STATED TASK: Set down every record once more, exactly as given.

──────── RECORDS FOR THIS EXERCISE ────────

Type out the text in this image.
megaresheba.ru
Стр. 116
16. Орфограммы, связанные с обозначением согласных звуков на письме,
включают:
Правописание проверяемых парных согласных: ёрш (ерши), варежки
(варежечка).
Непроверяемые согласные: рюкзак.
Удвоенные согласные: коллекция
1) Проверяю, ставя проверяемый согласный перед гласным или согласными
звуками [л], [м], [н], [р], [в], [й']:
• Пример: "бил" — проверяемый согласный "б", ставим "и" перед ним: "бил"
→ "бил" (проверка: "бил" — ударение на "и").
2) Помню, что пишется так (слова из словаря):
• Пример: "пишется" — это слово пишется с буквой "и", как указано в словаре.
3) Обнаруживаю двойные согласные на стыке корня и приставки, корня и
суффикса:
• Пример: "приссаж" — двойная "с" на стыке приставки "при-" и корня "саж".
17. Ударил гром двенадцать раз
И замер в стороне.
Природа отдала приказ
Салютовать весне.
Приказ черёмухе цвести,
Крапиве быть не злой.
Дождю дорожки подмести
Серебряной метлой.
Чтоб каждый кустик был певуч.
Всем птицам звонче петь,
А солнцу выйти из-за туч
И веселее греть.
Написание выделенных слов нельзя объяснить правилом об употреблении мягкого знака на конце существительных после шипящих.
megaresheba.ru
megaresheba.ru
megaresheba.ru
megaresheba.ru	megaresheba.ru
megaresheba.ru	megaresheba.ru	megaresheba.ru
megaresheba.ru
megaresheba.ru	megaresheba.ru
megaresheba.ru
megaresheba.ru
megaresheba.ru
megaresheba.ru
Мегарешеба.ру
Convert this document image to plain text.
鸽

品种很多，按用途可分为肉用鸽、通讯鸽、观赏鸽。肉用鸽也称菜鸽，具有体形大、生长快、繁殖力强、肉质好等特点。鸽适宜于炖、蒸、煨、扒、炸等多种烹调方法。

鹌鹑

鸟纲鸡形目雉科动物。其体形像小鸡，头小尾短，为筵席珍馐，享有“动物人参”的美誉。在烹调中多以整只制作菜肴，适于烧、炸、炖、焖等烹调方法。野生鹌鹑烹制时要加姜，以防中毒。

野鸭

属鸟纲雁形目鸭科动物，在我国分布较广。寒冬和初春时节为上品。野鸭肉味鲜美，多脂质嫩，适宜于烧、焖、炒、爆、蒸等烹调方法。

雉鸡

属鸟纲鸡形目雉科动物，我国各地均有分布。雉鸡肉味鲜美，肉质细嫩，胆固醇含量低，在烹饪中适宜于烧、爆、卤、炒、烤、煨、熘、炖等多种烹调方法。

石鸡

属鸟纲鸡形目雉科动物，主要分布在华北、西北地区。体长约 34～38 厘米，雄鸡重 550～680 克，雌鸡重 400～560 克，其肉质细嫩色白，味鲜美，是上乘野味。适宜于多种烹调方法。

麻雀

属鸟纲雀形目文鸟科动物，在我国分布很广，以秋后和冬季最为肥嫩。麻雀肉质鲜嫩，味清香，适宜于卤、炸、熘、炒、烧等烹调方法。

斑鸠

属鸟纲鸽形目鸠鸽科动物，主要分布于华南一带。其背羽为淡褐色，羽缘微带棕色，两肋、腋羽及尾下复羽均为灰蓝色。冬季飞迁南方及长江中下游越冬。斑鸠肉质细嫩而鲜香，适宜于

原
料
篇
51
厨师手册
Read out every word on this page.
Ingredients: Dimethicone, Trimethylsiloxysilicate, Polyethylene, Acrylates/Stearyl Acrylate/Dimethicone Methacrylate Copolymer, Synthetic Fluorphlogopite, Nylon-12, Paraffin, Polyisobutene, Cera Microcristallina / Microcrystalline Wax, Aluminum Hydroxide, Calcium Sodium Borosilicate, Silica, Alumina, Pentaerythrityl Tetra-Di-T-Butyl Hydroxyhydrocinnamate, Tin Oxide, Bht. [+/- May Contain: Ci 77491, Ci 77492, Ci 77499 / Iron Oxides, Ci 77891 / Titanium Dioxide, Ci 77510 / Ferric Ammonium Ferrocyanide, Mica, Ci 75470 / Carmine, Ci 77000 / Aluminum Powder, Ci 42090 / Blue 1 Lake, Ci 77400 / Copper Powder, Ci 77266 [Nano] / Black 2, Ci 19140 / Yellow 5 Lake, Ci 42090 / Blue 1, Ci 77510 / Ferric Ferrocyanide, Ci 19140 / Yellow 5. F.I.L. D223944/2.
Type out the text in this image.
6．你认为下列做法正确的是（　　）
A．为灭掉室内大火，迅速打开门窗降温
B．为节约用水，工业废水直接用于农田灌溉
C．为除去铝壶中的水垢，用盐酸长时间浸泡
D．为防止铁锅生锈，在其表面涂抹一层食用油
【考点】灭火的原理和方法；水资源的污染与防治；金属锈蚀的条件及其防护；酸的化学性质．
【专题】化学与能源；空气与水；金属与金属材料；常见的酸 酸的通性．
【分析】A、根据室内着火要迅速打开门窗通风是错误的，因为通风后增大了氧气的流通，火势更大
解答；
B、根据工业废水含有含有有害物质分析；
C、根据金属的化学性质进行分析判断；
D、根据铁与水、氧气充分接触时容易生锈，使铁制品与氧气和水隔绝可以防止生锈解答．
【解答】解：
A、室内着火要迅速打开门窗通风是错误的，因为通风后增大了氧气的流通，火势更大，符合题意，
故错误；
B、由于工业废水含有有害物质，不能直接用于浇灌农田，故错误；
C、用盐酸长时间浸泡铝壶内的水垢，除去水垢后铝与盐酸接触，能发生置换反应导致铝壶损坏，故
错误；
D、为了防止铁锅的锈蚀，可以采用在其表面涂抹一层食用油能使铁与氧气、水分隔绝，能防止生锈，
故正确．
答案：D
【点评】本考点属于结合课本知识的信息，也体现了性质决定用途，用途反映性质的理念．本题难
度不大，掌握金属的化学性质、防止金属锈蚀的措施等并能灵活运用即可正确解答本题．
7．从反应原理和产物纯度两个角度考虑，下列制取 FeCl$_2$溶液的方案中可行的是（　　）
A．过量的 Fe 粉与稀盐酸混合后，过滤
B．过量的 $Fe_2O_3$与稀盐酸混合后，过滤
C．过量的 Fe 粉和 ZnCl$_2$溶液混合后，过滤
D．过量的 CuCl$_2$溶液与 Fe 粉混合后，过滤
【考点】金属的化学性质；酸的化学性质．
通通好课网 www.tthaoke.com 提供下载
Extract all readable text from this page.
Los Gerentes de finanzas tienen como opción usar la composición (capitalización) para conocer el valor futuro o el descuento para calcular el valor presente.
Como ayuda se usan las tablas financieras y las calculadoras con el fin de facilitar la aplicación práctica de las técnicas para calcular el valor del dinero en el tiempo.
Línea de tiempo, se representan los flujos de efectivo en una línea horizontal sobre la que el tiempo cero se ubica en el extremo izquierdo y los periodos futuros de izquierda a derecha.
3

────────

OUTPUT FOR THIS EXERCISE:
Type out the text in this image.
megaresheba.ru
Стр. 116
16. Орфограммы, связанные с обозначением согласных звуков на письме,
включают:
Правописание проверяемых парных согласных: ёрш (ерши), варежки
(варежечка).
Непроверяемые согласные: рюкзак.
Удвоенные согласные: коллекция
1) Проверяю, ставя проверяемый согласный перед гласным или согласными
звуками [л], [м], [н], [р], [в], [й']:
• Пример: "бил" — проверяемый согласный "б", ставим "и" перед ним: "бил"
→ "бил" (проверка: "бил" — ударение на "и").
2) Помню, что пишется так (слова из словаря):
• Пример: "пишется" — это слово пишется с буквой "и", как указано в словаре.
3) Обнаруживаю двойные согласные на стыке корня и приставки, корня и
суффикса:
• Пример: "приссаж" — двойная "с" на стыке приставки "при-" и корня "саж".
17. Ударил гром двенадцать раз
И замер в стороне.
Природа отдала приказ
Салютовать весне.
Приказ черёмухе цвести,
Крапиве быть не злой.
Дождю дорожки подмести
Серебряной метлой.
Чтоб каждый кустик был певуч.
Всем птицам звонче петь,
А солнцу выйти из-за туч
И веселее греть.
Написание выделенных слов нельзя объяснить правилом об употреблении мягкого знака на конце существительных после шипящих.
megaresheba.ru
megaresheba.ru
megaresheba.ru
megaresheba.ru	megaresheba.ru
megaresheba.ru	megaresheba.ru	megaresheba.ru
megaresheba.ru
megaresheba.ru	megaresheba.ru
megaresheba.ru
megaresheba.ru
megaresheba.ru
megaresheba.ru
Мегарешеба.ру
Convert this document image to plain text.
鸽

品种很多，按用途可分为肉用鸽、通讯鸽、观赏鸽。肉用鸽也称菜鸽，具有体形大、生长快、繁殖力强、肉质好等特点。鸽适宜于炖、蒸、煨、扒、炸等多种烹调方法。

鹌鹑

鸟纲鸡形目雉科动物。其体形像小鸡，头小尾短，为筵席珍馐，享有“动物人参”的美誉。在烹调中多以整只制作菜肴，适于烧、炸、炖、焖等烹调方法。野生鹌鹑烹制时要加姜，以防中毒。

野鸭

属鸟纲雁形目鸭科动物，在我国分布较广。寒冬和初春时节为上品。野鸭肉味鲜美，多脂质嫩，适宜于烧、焖、炒、爆、蒸等烹调方法。

雉鸡

属鸟纲鸡形目雉科动物，我国各地均有分布。雉鸡肉味鲜美，肉质细嫩，胆固醇含量低，在烹饪中适宜于烧、爆、卤、炒、烤、煨、熘、炖等多种烹调方法。

石鸡

属鸟纲鸡形目雉科动物，主要分布在华北、西北地区。体长约 34～38 厘米，雄鸡重 550～680 克，雌鸡重 400～560 克，其肉质细嫩色白，味鲜美，是上乘野味。适宜于多种烹调方法。

麻雀

属鸟纲雀形目文鸟科动物，在我国分布很广，以秋后和冬季最为肥嫩。麻雀肉质鲜嫩，味清香，适宜于卤、炸、熘、炒、烧等烹调方法。

斑鸠

属鸟纲鸽形目鸠鸽科动物，主要分布于华南一带。其背羽为淡褐色，羽缘微带棕色，两肋、腋羽及尾下复羽均为灰蓝色。冬季飞迁南方及长江中下游越冬。斑鸠肉质细嫩而鲜香，适宜于

原
料
篇
51
厨师手册
Read out every word on this page.
Ingredients: Dimethicone, Trimethylsiloxysilicate, Polyethylene, Acrylates/Stearyl Acrylate/Dimethicone Methacrylate Copolymer, Synthetic Fluorphlogopite, Nylon-12, Paraffin, Polyisobutene, Cera Microcristallina / Microcrystalline Wax, Aluminum Hydroxide, Calcium Sodium Borosilicate, Silica, Alumina, Pentaerythrityl Tetra-Di-T-Butyl Hydroxyhydrocinnamate, Tin Oxide, Bht. [+/- May Contain: Ci 77491, Ci 77492, Ci 77499 / Iron Oxides, Ci 77891 / Titanium Dioxide, Ci 77510 / Ferric Ammonium Ferrocyanide, Mica, Ci 75470 / Carmine, Ci 77000 / Aluminum Powder, Ci 42090 / Blue 1 Lake, Ci 77400 / Copper Powder, Ci 77266 [Nano] / Black 2, Ci 19140 / Yellow 5 Lake, Ci 42090 / Blue 1, Ci 77510 / Ferric Ferrocyanide, Ci 19140 / Yellow 5. F.I.L. D223944/2.
Type out the text in this image.
6．你认为下列做法正确的是（　　）
A．为灭掉室内大火，迅速打开门窗降温
B．为节约用水，工业废水直接用于农田灌溉
C．为除去铝壶中的水垢，用盐酸长时间浸泡
D．为防止铁锅生锈，在其表面涂抹一层食用油
【考点】灭火的原理和方法；水资源的污染与防治；金属锈蚀的条件及其防护；酸的化学性质．
【专题】化学与能源；空气与水；金属与金属材料；常见的酸 酸的通性．
【分析】A、根据室内着火要迅速打开门窗通风是错误的，因为通风后增大了氧气的流通，火势更大
解答；
B、根据工业废水含有含有有害物质分析；
C、根据金属的化学性质进行分析判断；
D、根据铁与水、氧气充分接触时容易生锈，使铁制品与氧气和水隔绝可以防止生锈解答．
【解答】解：
A、室内着火要迅速打开门窗通风是错误的，因为通风后增大了氧气的流通，火势更大，符合题意，
故错误；
B、由于工业废水含有有害物质，不能直接用于浇灌农田，故错误；
C、用盐酸长时间浸泡铝壶内的水垢，除去水垢后铝与盐酸接触，能发生置换反应导致铝壶损坏，故
错误；
D、为了防止铁锅的锈蚀，可以采用在其表面涂抹一层食用油能使铁与氧气、水分隔绝，能防止生锈，
故正确．
答案：D
【点评】本考点属于结合课本知识的信息，也体现了性质决定用途，用途反映性质的理念．本题难
度不大，掌握金属的化学性质、防止金属锈蚀的措施等并能灵活运用即可正确解答本题．
7．从反应原理和产物纯度两个角度考虑，下列制取 FeCl$_2$溶液的方案中可行的是（　　）
A．过量的 Fe 粉与稀盐酸混合后，过滤
B．过量的 $Fe_2O_3$与稀盐酸混合后，过滤
C．过量的 Fe 粉和 ZnCl$_2$溶液混合后，过滤
D．过量的 CuCl$_2$溶液与 Fe 粉混合后，过滤
【考点】金属的化学性质；酸的化学性质．
通通好课网 www.tthaoke.com 提供下载
Extract all readable text from this page.
Los Gerentes de finanzas tienen como opción usar la composición (capitalización) para conocer el valor futuro o el descuento para calcular el valor presente.
Como ayuda se usan las tablas financieras y las calculadoras con el fin de facilitar la aplicación práctica de las técnicas para calcular el valor del dinero en el tiempo.
Línea de tiempo, se representan los flujos de efectivo en una línea horizontal sobre la que el tiempo cero se ubica en el extremo izquierdo y los periodos futuros de izquierda a derecha.
3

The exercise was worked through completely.